→ **STATED EXERCISE**:
Take the data that follows and retype it word for word.
╭─ DATA SHOWN
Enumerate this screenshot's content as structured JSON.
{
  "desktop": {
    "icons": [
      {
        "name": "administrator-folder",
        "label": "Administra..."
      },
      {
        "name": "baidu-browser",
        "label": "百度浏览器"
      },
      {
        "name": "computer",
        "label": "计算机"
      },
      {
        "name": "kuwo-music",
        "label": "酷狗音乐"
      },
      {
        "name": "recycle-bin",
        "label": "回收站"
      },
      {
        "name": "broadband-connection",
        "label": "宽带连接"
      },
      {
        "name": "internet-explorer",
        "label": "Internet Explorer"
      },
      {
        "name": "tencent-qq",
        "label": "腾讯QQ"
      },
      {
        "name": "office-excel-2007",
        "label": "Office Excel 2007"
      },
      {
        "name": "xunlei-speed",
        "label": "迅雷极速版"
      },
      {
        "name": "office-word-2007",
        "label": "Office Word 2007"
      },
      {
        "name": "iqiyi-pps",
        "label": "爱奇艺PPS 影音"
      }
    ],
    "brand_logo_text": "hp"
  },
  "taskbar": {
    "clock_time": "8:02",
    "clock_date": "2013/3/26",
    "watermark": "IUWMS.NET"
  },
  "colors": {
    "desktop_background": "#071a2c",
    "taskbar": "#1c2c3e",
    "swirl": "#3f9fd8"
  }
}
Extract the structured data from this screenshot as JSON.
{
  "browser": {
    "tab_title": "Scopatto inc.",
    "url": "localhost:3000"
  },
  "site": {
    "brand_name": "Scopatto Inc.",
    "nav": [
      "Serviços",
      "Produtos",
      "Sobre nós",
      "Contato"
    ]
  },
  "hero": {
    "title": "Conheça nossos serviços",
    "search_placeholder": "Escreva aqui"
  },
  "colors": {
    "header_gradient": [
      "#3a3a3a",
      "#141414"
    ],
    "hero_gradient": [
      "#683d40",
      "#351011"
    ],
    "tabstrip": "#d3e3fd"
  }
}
╰─
→ **TASK SOLUTION**:
Enumerate this screenshot's content as structured JSON.
{
  "desktop": {
    "icons": [
      {
        "name": "administrator-folder",
        "label": "Administra..."
      },
      {
        "name": "baidu-browser",
        "label": "百度浏览器"
      },
      {
        "name": "computer",
        "label": "计算机"
      },
      {
        "name": "kuwo-music",
        "label": "酷狗音乐"
      },
      {
        "name": "recycle-bin",
        "label": "回收站"
      },
      {
        "name": "broadband-connection",
        "label": "宽带连接"
      },
      {
        "name": "internet-explorer",
        "label": "Internet Explorer"
      },
      {
        "name": "tencent-qq",
        "label": "腾讯QQ"
      },
      {
        "name": "office-excel-2007",
        "label": "Office Excel 2007"
      },
      {
        "name": "xunlei-speed",
        "label": "迅雷极速版"
      },
      {
        "name": "office-word-2007",
        "label": "Office Word 2007"
      },
      {
        "name": "iqiyi-pps",
        "label": "爱奇艺PPS 影音"
      }
    ],
    "brand_logo_text": "hp"
  },
  "taskbar": {
    "clock_time": "8:02",
    "clock_date": "2013/3/26",
    "watermark": "IUWMS.NET"
  },
  "colors": {
    "desktop_background": "#071a2c",
    "taskbar": "#1c2c3e",
    "swirl": "#3f9fd8"
  }
}
Extract the structured data from this screenshot as JSON.
{
  "browser": {
    "tab_title": "Scopatto inc.",
    "url": "localhost:3000"
  },
  "site": {
    "brand_name": "Scopatto Inc.",
    "nav": [
      "Serviços",
      "Produtos",
      "Sobre nós",
      "Contato"
    ]
  },
  "hero": {
    "title": "Conheça nossos serviços",
    "search_placeholder": "Escreva aqui"
  },
  "colors": {
    "header_gradient": [
      "#3a3a3a",
      "#141414"
    ],
    "hero_gradient": [
      "#683d40",
      "#351011"
    ],
    "tabstrip": "#d3e3fd"
  }
}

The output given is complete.